■ **Task requirements**
Pull out every line below that holds the word "marker".

+++ Records provided

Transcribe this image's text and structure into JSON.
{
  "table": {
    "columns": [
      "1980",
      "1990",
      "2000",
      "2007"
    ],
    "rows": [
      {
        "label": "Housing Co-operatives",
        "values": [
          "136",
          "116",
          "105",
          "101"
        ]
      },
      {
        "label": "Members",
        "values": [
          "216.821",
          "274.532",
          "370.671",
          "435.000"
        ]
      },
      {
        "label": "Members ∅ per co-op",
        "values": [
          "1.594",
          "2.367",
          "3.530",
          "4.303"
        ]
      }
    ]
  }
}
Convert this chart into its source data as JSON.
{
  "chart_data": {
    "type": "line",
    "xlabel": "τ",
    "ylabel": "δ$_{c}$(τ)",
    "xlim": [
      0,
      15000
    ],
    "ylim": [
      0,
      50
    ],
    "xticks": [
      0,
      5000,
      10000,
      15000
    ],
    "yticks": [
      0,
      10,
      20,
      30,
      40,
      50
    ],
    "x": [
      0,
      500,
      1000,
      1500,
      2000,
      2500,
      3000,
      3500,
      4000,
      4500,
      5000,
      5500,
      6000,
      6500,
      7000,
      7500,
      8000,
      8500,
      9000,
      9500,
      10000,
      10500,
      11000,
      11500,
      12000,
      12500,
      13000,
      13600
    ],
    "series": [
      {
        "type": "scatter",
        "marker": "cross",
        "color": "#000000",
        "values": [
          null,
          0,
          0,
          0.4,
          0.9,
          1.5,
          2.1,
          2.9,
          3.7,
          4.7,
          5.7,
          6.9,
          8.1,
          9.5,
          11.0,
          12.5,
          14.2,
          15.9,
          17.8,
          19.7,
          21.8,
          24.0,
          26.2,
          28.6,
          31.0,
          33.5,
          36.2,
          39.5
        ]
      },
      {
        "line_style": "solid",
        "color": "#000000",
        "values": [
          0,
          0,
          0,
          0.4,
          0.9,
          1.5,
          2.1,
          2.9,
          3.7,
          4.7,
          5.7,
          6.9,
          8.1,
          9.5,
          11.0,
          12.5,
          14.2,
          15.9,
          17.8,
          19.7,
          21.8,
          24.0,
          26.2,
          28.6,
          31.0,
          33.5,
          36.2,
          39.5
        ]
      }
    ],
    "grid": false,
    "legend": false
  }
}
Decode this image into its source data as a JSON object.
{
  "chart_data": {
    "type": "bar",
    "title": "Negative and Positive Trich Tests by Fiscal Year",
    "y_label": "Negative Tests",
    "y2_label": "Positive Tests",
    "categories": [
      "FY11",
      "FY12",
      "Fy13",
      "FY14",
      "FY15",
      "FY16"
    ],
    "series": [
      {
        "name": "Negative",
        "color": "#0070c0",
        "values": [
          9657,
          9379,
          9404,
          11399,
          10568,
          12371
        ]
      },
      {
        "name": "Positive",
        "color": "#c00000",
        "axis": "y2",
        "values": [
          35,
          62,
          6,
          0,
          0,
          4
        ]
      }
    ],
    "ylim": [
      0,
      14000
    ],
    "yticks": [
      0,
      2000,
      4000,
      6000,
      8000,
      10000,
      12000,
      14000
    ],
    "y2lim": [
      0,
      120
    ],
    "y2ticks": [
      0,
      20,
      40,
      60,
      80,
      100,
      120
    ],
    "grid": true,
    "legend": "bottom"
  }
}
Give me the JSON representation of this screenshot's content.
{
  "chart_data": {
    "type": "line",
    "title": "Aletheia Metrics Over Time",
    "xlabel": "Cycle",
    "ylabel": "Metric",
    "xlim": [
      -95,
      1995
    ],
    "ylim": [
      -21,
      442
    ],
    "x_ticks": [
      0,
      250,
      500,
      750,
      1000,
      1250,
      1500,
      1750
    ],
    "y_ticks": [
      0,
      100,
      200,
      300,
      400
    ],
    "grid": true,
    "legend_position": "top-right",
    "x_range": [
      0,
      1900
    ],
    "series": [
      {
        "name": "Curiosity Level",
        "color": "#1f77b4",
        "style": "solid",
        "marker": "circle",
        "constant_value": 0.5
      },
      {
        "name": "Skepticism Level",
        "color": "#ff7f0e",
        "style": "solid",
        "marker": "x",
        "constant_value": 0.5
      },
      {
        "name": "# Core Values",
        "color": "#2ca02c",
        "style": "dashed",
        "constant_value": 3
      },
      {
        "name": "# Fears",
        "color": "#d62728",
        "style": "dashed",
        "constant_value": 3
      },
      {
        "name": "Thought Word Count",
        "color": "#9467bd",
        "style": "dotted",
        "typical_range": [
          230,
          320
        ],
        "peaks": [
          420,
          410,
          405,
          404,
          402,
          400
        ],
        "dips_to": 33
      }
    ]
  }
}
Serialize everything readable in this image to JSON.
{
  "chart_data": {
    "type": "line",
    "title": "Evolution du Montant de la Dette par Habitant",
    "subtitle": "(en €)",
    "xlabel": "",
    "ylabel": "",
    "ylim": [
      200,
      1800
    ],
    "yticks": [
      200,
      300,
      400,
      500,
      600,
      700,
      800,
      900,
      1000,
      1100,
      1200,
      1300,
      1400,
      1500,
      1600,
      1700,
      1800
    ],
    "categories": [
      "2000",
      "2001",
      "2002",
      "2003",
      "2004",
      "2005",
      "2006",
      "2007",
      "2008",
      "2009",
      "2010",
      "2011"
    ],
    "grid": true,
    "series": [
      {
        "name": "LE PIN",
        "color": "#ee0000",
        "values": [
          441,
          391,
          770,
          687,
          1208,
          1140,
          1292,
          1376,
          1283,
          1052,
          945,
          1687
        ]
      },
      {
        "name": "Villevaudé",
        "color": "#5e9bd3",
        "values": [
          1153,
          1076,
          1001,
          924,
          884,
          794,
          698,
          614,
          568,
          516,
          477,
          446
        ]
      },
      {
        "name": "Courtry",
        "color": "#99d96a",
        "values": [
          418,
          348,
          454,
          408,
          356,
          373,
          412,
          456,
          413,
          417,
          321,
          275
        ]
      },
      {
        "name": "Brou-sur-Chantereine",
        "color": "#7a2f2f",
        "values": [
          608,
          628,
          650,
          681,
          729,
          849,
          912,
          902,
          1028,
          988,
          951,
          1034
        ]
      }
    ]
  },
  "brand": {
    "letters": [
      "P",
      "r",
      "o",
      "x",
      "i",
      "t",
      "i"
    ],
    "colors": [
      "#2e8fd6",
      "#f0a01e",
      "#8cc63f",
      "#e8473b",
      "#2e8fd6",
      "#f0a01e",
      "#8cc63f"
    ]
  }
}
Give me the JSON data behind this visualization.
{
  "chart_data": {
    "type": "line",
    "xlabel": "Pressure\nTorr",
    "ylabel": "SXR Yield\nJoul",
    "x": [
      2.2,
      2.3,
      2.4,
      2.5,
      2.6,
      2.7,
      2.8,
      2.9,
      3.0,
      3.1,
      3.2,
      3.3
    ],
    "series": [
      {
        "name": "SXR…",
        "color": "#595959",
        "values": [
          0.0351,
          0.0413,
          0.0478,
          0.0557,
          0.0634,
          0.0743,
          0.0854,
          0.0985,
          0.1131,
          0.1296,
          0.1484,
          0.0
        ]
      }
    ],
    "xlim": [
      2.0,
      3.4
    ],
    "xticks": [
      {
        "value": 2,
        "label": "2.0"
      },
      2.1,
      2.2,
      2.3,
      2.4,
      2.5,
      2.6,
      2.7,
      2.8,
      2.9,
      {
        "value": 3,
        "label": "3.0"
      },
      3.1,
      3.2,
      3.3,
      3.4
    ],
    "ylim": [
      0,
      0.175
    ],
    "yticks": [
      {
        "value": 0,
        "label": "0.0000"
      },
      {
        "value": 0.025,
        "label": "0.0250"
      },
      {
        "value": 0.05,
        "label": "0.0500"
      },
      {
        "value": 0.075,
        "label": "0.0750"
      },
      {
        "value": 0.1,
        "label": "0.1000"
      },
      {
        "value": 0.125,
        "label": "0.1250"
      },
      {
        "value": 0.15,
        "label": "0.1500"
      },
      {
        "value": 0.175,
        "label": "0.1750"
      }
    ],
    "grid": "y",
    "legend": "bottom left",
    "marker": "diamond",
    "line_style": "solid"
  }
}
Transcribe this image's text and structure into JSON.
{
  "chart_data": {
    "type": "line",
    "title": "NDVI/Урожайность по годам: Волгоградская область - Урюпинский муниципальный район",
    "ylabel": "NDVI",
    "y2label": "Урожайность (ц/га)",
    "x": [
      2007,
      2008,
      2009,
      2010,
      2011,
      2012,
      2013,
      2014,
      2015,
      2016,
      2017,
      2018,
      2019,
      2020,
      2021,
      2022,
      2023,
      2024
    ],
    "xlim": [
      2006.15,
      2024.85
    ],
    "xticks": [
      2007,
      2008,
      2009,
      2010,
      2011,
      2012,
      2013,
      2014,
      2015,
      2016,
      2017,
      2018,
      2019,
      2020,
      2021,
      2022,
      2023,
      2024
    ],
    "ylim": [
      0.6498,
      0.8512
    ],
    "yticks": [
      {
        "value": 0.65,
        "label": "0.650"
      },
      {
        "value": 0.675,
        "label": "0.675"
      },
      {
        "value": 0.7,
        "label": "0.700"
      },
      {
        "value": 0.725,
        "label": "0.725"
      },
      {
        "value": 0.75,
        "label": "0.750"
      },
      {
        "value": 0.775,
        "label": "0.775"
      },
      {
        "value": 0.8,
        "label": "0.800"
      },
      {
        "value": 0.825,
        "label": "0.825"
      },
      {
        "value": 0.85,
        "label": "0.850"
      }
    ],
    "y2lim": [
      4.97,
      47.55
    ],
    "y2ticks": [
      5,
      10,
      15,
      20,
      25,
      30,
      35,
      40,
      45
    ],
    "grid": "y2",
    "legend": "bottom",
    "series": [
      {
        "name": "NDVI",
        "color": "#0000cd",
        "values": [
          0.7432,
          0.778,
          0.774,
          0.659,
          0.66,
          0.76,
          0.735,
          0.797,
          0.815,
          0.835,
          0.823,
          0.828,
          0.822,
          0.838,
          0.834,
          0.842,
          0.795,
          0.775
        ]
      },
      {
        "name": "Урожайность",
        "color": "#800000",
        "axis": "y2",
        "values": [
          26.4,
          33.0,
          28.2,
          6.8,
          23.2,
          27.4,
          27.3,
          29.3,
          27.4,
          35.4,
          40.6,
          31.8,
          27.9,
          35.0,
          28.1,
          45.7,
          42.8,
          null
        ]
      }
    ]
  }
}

++++++

■ **Correct output**
        "marker": "cross",
        "marker": "circle",
        "marker": "x",
    "marker": "diamond",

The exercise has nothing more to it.